:: Provided information ::
START
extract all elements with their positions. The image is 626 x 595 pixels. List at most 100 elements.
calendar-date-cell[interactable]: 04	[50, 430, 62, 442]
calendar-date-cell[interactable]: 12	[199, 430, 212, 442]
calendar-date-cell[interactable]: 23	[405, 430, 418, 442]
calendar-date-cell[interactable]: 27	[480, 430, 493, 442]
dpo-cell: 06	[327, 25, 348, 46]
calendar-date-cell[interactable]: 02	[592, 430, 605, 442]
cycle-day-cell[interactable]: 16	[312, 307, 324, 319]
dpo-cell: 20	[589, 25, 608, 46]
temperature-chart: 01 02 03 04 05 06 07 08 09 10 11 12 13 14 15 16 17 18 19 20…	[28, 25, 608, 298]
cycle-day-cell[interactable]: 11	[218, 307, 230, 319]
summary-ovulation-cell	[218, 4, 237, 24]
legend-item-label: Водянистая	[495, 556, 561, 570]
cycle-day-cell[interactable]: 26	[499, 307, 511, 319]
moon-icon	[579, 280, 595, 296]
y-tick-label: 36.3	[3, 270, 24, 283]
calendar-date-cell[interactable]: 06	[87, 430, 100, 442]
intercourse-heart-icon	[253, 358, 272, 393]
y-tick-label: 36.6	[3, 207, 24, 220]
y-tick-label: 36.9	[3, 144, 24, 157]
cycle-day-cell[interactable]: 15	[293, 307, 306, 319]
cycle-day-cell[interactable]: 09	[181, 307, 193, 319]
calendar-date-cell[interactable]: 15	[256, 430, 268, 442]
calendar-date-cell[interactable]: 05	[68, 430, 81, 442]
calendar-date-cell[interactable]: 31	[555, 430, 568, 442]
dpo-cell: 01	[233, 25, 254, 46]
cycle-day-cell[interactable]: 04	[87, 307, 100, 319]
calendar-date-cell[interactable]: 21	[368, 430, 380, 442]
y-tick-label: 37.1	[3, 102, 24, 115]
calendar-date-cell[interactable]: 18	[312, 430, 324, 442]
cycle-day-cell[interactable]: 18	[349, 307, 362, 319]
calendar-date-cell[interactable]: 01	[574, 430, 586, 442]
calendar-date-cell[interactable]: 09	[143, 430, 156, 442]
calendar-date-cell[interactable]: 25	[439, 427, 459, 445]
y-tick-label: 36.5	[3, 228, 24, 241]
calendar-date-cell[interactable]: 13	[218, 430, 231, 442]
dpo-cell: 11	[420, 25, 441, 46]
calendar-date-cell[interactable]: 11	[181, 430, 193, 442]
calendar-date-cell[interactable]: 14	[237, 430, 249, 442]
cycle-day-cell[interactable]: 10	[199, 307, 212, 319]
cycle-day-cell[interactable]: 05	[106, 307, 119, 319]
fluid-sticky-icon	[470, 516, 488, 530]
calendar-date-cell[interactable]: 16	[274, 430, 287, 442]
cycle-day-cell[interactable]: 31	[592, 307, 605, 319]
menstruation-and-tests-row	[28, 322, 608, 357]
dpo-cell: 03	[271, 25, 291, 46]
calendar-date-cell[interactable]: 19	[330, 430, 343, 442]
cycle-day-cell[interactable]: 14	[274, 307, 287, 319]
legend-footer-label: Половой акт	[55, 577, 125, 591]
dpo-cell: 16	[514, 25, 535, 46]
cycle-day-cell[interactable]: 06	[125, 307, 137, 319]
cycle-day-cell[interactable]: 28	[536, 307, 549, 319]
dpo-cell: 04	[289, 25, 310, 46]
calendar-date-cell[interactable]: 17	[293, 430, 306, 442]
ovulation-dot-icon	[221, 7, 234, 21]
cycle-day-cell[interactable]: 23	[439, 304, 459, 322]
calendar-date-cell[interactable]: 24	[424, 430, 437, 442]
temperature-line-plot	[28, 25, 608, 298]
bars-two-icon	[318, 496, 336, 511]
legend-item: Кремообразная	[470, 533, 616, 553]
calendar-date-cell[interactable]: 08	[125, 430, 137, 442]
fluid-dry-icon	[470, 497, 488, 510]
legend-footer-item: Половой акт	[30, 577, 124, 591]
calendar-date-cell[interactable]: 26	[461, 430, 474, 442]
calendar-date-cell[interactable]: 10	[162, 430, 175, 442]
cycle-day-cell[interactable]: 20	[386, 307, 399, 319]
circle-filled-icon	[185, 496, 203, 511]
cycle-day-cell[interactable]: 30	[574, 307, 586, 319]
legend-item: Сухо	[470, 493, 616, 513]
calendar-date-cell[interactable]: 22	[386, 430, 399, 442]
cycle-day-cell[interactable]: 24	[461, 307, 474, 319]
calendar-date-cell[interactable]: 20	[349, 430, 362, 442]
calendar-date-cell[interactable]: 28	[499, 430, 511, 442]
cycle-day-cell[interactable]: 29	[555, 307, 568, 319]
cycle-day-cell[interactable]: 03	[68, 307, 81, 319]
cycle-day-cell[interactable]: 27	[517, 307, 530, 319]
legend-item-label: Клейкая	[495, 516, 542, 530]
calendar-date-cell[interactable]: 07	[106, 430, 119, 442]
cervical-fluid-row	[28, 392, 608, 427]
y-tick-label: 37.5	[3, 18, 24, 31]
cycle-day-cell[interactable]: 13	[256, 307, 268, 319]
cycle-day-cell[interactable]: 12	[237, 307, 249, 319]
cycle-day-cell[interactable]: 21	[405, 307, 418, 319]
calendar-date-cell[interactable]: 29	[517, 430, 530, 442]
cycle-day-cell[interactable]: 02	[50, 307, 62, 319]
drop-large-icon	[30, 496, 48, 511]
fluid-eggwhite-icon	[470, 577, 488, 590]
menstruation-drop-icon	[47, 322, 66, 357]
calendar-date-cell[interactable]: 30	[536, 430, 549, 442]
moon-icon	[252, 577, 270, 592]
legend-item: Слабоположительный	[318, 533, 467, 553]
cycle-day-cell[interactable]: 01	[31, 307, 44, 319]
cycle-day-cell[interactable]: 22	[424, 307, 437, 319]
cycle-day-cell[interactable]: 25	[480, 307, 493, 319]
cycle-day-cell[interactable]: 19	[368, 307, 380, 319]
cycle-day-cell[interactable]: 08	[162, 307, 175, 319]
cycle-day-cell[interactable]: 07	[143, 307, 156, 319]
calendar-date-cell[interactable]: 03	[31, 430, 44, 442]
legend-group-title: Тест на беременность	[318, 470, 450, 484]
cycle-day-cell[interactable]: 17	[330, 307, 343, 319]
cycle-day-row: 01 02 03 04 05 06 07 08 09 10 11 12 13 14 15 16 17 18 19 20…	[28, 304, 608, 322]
END
:: Written instruction ::
Copy out, unchanged, the part of the data that opens with its first line and closes with the line containing "307, 100, 319]", including both of those lines.

:: The output ::
extract all elements with their positions. The image is 626 x 595 pixels. List at most 100 elements.
calendar-date-cell[interactable]: 04	[50, 430, 62, 442]
calendar-date-cell[interactable]: 12	[199, 430, 212, 442]
calendar-date-cell[interactable]: 23	[405, 430, 418, 442]
calendar-date-cell[interactable]: 27	[480, 430, 493, 442]
dpo-cell: 06	[327, 25, 348, 46]
calendar-date-cell[interactable]: 02	[592, 430, 605, 442]
cycle-day-cell[interactable]: 16	[312, 307, 324, 319]
dpo-cell: 20	[589, 25, 608, 46]
temperature-chart: 01 02 03 04 05 06 07 08 09 10 11 12 13 14 15 16 17 18 19 20…	[28, 25, 608, 298]
cycle-day-cell[interactable]: 11	[218, 307, 230, 319]
summary-ovulation-cell	[218, 4, 237, 24]
legend-item-label: Водянистая	[495, 556, 561, 570]
cycle-day-cell[interactable]: 26	[499, 307, 511, 319]
moon-icon	[579, 280, 595, 296]
y-tick-label: 36.3	[3, 270, 24, 283]
calendar-date-cell[interactable]: 06	[87, 430, 100, 442]
intercourse-heart-icon	[253, 358, 272, 393]
y-tick-label: 36.6	[3, 207, 24, 220]
y-tick-label: 36.9	[3, 144, 24, 157]
cycle-day-cell[interactable]: 15	[293, 307, 306, 319]
cycle-day-cell[interactable]: 09	[181, 307, 193, 319]
calendar-date-cell[interactable]: 15	[256, 430, 268, 442]
calendar-date-cell[interactable]: 05	[68, 430, 81, 442]
calendar-date-cell[interactable]: 31	[555, 430, 568, 442]
dpo-cell: 01	[233, 25, 254, 46]
cycle-day-cell[interactable]: 04	[87, 307, 100, 319]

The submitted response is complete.